### [SUPPLIED RECORDS]
•••
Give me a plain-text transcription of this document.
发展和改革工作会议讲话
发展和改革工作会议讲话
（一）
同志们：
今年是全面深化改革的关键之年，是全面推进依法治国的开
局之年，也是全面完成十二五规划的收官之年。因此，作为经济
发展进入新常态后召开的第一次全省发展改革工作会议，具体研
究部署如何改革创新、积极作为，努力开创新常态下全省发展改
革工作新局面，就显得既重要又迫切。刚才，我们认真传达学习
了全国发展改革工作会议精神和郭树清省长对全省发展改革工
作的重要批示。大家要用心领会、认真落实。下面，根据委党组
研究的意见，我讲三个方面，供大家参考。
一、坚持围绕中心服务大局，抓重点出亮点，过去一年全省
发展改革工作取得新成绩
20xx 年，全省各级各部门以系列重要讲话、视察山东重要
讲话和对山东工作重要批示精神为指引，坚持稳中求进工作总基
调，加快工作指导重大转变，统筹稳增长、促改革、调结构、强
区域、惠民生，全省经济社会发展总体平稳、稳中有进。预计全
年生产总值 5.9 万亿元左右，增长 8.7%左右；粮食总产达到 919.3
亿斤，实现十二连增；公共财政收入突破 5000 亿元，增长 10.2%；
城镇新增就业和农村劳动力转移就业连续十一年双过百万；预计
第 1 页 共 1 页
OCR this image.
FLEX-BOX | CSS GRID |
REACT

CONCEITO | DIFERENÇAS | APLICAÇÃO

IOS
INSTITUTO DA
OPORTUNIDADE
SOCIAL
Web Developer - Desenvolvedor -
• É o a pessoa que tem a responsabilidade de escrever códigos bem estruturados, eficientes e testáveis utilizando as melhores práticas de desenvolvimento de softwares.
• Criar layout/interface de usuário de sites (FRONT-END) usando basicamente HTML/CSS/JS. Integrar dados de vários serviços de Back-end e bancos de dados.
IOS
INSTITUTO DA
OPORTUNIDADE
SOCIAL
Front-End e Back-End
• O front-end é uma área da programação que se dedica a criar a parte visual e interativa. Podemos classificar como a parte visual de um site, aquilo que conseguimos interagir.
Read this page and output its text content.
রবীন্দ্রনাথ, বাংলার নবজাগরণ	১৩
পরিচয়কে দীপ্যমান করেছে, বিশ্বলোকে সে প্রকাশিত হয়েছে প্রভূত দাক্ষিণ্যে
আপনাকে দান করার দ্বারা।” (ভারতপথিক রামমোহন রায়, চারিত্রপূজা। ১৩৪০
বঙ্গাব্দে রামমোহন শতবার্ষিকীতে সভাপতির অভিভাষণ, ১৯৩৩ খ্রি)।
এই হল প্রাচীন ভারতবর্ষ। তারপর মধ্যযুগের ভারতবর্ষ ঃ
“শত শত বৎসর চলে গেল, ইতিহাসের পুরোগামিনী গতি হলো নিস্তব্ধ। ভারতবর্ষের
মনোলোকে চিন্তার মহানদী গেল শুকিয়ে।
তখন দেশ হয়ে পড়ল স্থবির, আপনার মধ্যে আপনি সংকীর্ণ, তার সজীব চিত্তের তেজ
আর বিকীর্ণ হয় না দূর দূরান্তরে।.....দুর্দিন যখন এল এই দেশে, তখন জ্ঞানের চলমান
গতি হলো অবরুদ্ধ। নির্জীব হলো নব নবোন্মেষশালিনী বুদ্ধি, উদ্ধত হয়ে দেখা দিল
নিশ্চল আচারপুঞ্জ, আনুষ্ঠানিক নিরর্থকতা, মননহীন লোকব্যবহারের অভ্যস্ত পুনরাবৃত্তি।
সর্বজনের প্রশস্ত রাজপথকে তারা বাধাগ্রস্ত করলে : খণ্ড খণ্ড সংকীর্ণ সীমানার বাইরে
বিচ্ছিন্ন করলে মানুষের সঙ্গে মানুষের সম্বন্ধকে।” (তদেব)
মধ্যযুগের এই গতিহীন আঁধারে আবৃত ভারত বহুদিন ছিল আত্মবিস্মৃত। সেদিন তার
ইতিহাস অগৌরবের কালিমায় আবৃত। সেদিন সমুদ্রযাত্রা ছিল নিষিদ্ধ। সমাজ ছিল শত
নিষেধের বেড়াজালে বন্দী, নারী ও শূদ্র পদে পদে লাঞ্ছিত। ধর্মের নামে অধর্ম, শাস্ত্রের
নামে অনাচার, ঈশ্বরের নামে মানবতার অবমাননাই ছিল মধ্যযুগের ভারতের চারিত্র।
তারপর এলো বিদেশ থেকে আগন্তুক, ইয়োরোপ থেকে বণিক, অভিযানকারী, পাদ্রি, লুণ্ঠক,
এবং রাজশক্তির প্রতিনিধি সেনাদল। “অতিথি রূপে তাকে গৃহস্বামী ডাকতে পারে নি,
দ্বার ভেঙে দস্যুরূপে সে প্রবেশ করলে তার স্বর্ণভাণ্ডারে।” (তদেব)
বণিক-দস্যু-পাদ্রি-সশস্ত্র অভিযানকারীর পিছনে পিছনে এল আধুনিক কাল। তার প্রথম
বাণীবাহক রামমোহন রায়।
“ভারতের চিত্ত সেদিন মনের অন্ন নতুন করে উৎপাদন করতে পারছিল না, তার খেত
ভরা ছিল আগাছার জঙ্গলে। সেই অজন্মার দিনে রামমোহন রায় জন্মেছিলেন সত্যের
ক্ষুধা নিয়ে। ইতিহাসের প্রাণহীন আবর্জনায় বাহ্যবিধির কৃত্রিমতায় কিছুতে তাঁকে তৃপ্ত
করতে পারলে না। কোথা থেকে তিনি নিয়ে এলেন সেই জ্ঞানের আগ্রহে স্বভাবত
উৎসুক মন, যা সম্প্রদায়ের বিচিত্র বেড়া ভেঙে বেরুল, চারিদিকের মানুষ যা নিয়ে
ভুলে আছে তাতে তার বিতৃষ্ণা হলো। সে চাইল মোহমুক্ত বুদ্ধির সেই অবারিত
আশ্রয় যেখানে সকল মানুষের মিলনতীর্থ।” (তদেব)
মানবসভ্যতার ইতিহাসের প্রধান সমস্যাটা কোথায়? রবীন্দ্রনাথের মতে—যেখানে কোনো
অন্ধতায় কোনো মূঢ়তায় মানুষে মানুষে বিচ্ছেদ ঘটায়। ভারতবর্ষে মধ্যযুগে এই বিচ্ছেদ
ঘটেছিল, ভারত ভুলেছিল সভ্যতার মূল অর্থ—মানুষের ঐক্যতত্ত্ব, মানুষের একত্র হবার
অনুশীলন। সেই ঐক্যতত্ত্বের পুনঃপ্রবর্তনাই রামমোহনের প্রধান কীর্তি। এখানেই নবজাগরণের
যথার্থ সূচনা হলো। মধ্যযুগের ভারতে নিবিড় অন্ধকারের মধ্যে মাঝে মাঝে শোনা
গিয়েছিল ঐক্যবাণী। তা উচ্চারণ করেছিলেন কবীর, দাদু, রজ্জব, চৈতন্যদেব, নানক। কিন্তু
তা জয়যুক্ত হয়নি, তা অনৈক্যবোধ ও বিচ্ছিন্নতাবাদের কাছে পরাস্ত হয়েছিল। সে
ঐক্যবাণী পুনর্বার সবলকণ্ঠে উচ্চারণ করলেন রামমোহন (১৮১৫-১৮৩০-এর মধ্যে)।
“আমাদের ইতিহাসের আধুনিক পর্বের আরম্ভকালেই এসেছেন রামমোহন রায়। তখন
•••
### [EXERCISE PROMPT]
Extract every record and return it verbatim.

### [OUTPUT FOR THIS TASK]
Give me a plain-text transcription of this document.
发展和改革工作会议讲话
发展和改革工作会议讲话
（一）
同志们：
今年是全面深化改革的关键之年，是全面推进依法治国的开
局之年，也是全面完成十二五规划的收官之年。因此，作为经济
发展进入新常态后召开的第一次全省发展改革工作会议，具体研
究部署如何改革创新、积极作为，努力开创新常态下全省发展改
革工作新局面，就显得既重要又迫切。刚才，我们认真传达学习
了全国发展改革工作会议精神和郭树清省长对全省发展改革工
作的重要批示。大家要用心领会、认真落实。下面，根据委党组
研究的意见，我讲三个方面，供大家参考。
一、坚持围绕中心服务大局，抓重点出亮点，过去一年全省
发展改革工作取得新成绩
20xx 年，全省各级各部门以系列重要讲话、视察山东重要
讲话和对山东工作重要批示精神为指引，坚持稳中求进工作总基
调，加快工作指导重大转变，统筹稳增长、促改革、调结构、强
区域、惠民生，全省经济社会发展总体平稳、稳中有进。预计全
年生产总值 5.9 万亿元左右，增长 8.7%左右；粮食总产达到 919.3
亿斤，实现十二连增；公共财政收入突破 5000 亿元，增长 10.2%；
城镇新增就业和农村劳动力转移就业连续十一年双过百万；预计
第 1 页 共 1 页
OCR this image.
FLEX-BOX | CSS GRID |
REACT

CONCEITO | DIFERENÇAS | APLICAÇÃO

IOS
INSTITUTO DA
OPORTUNIDADE
SOCIAL
Web Developer - Desenvolvedor -
• É o a pessoa que tem a responsabilidade de escrever códigos bem estruturados, eficientes e testáveis utilizando as melhores práticas de desenvolvimento de softwares.
• Criar layout/interface de usuário de sites (FRONT-END) usando basicamente HTML/CSS/JS. Integrar dados de vários serviços de Back-end e bancos de dados.
IOS
INSTITUTO DA
OPORTUNIDADE
SOCIAL
Front-End e Back-End
• O front-end é uma área da programação que se dedica a criar a parte visual e interativa. Podemos classificar como a parte visual de um site, aquilo que conseguimos interagir.
Read this page and output its text content.
রবীন্দ্রনাথ, বাংলার নবজাগরণ	১৩
পরিচয়কে দীপ্যমান করেছে, বিশ্বলোকে সে প্রকাশিত হয়েছে প্রভূত দাক্ষিণ্যে
আপনাকে দান করার দ্বারা।” (ভারতপথিক রামমোহন রায়, চারিত্রপূজা। ১৩৪০
বঙ্গাব্দে রামমোহন শতবার্ষিকীতে সভাপতির অভিভাষণ, ১৯৩৩ খ্রি)।
এই হল প্রাচীন ভারতবর্ষ। তারপর মধ্যযুগের ভারতবর্ষ ঃ
“শত শত বৎসর চলে গেল, ইতিহাসের পুরোগামিনী গতি হলো নিস্তব্ধ। ভারতবর্ষের
মনোলোকে চিন্তার মহানদী গেল শুকিয়ে।
তখন দেশ হয়ে পড়ল স্থবির, আপনার মধ্যে আপনি সংকীর্ণ, তার সজীব চিত্তের তেজ
আর বিকীর্ণ হয় না দূর দূরান্তরে।.....দুর্দিন যখন এল এই দেশে, তখন জ্ঞানের চলমান
গতি হলো অবরুদ্ধ। নির্জীব হলো নব নবোন্মেষশালিনী বুদ্ধি, উদ্ধত হয়ে দেখা দিল
নিশ্চল আচারপুঞ্জ, আনুষ্ঠানিক নিরর্থকতা, মননহীন লোকব্যবহারের অভ্যস্ত পুনরাবৃত্তি।
সর্বজনের প্রশস্ত রাজপথকে তারা বাধাগ্রস্ত করলে : খণ্ড খণ্ড সংকীর্ণ সীমানার বাইরে
বিচ্ছিন্ন করলে মানুষের সঙ্গে মানুষের সম্বন্ধকে।” (তদেব)
মধ্যযুগের এই গতিহীন আঁধারে আবৃত ভারত বহুদিন ছিল আত্মবিস্মৃত। সেদিন তার
ইতিহাস অগৌরবের কালিমায় আবৃত। সেদিন সমুদ্রযাত্রা ছিল নিষিদ্ধ। সমাজ ছিল শত
নিষেধের বেড়াজালে বন্দী, নারী ও শূদ্র পদে পদে লাঞ্ছিত। ধর্মের নামে অধর্ম, শাস্ত্রের
নামে অনাচার, ঈশ্বরের নামে মানবতার অবমাননাই ছিল মধ্যযুগের ভারতের চারিত্র।
তারপর এলো বিদেশ থেকে আগন্তুক, ইয়োরোপ থেকে বণিক, অভিযানকারী, পাদ্রি, লুণ্ঠক,
এবং রাজশক্তির প্রতিনিধি সেনাদল। “অতিথি রূপে তাকে গৃহস্বামী ডাকতে পারে নি,
দ্বার ভেঙে দস্যুরূপে সে প্রবেশ করলে তার স্বর্ণভাণ্ডারে।” (তদেব)
বণিক-দস্যু-পাদ্রি-সশস্ত্র অভিযানকারীর পিছনে পিছনে এল আধুনিক কাল। তার প্রথম
বাণীবাহক রামমোহন রায়।
“ভারতের চিত্ত সেদিন মনের অন্ন নতুন করে উৎপাদন করতে পারছিল না, তার খেত
ভরা ছিল আগাছার জঙ্গলে। সেই অজন্মার দিনে রামমোহন রায় জন্মেছিলেন সত্যের
ক্ষুধা নিয়ে। ইতিহাসের প্রাণহীন আবর্জনায় বাহ্যবিধির কৃত্রিমতায় কিছুতে তাঁকে তৃপ্ত
করতে পারলে না। কোথা থেকে তিনি নিয়ে এলেন সেই জ্ঞানের আগ্রহে স্বভাবত
উৎসুক মন, যা সম্প্রদায়ের বিচিত্র বেড়া ভেঙে বেরুল, চারিদিকের মানুষ যা নিয়ে
ভুলে আছে তাতে তার বিতৃষ্ণা হলো। সে চাইল মোহমুক্ত বুদ্ধির সেই অবারিত
আশ্রয় যেখানে সকল মানুষের মিলনতীর্থ।” (তদেব)
মানবসভ্যতার ইতিহাসের প্রধান সমস্যাটা কোথায়? রবীন্দ্রনাথের মতে—যেখানে কোনো
অন্ধতায় কোনো মূঢ়তায় মানুষে মানুষে বিচ্ছেদ ঘটায়। ভারতবর্ষে মধ্যযুগে এই বিচ্ছেদ
ঘটেছিল, ভারত ভুলেছিল সভ্যতার মূল অর্থ—মানুষের ঐক্যতত্ত্ব, মানুষের একত্র হবার
অনুশীলন। সেই ঐক্যতত্ত্বের পুনঃপ্রবর্তনাই রামমোহনের প্রধান কীর্তি। এখানেই নবজাগরণের
যথার্থ সূচনা হলো। মধ্যযুগের ভারতে নিবিড় অন্ধকারের মধ্যে মাঝে মাঝে শোনা
গিয়েছিল ঐক্যবাণী। তা উচ্চারণ করেছিলেন কবীর, দাদু, রজ্জব, চৈতন্যদেব, নানক। কিন্তু
তা জয়যুক্ত হয়নি, তা অনৈক্যবোধ ও বিচ্ছিন্নতাবাদের কাছে পরাস্ত হয়েছিল। সে
ঐক্যবাণী পুনর্বার সবলকণ্ঠে উচ্চারণ করলেন রামমোহন (১৮১৫-১৮৩০-এর মধ্যে)।
“আমাদের ইতিহাসের আধুনিক পর্বের আরম্ভকালেই এসেছেন রামমোহন রায়। তখন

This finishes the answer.